● Aim
From the listing below, copy every line with the word "помещения".

-------- Entries provided

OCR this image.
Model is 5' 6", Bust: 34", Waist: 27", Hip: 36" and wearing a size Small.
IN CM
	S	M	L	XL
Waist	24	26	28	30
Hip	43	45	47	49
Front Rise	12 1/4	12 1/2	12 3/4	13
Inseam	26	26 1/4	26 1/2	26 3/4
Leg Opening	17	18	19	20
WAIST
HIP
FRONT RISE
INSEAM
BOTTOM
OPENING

----------------
-------- Entries provided

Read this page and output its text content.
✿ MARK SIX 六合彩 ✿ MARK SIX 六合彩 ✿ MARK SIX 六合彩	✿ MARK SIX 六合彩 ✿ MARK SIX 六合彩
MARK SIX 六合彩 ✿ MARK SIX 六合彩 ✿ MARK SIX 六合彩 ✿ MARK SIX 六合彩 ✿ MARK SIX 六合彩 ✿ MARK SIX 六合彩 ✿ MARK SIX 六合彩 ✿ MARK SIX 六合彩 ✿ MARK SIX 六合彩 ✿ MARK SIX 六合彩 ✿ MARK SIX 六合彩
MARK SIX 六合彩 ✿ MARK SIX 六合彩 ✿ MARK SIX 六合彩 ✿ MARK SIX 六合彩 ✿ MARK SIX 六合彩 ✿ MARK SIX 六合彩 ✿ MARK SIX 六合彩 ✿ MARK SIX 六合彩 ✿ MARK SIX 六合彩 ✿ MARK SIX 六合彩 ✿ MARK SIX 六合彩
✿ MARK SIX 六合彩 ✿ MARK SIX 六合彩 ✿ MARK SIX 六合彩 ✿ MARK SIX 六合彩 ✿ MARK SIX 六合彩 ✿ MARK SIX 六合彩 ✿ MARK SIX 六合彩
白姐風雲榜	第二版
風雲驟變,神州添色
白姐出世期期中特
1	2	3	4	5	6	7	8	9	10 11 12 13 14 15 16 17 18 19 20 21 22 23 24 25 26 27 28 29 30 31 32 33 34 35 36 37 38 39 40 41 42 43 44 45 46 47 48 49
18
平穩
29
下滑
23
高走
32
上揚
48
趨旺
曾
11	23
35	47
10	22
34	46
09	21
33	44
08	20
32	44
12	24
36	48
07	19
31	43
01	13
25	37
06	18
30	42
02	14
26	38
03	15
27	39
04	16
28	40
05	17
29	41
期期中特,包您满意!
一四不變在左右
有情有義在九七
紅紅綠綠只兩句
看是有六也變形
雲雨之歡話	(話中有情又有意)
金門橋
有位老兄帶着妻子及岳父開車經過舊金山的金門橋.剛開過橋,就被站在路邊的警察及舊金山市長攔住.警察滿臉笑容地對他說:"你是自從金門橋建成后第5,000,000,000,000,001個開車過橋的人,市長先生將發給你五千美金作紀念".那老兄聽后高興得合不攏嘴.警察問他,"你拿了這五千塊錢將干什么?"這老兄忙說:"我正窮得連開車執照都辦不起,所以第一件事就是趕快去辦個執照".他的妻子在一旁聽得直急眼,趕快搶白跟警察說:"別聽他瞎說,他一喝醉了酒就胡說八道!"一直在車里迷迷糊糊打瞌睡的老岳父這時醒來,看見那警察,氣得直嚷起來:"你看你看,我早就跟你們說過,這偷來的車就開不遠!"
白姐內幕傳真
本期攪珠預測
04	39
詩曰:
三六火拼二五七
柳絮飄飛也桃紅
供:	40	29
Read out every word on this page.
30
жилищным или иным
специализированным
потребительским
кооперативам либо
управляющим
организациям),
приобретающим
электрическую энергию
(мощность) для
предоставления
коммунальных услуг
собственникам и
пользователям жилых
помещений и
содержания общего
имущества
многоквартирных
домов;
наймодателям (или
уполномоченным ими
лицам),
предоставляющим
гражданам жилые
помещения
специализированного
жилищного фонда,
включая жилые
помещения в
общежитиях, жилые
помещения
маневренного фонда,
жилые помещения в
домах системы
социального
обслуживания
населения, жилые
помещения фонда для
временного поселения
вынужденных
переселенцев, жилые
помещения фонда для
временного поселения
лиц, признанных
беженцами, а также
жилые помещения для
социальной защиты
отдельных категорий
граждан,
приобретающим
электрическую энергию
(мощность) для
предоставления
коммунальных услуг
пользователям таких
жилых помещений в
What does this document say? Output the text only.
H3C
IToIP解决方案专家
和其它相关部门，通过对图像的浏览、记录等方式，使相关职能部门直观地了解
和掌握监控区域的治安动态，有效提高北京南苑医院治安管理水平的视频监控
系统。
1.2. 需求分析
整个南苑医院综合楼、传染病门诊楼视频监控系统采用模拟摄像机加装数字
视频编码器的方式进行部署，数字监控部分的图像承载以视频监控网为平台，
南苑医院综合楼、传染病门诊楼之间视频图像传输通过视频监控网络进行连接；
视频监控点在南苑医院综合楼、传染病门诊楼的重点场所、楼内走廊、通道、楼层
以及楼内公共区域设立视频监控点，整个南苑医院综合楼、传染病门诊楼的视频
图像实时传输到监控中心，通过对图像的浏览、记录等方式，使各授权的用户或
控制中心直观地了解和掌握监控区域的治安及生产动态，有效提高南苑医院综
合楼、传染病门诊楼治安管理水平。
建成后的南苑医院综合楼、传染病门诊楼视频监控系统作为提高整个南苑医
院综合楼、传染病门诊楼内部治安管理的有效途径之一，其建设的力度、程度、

----------------

● Expected answer
помещения
помещения в
помещения
жилые помещения в
помещения фонда для
помещения фонда для
жилые помещения для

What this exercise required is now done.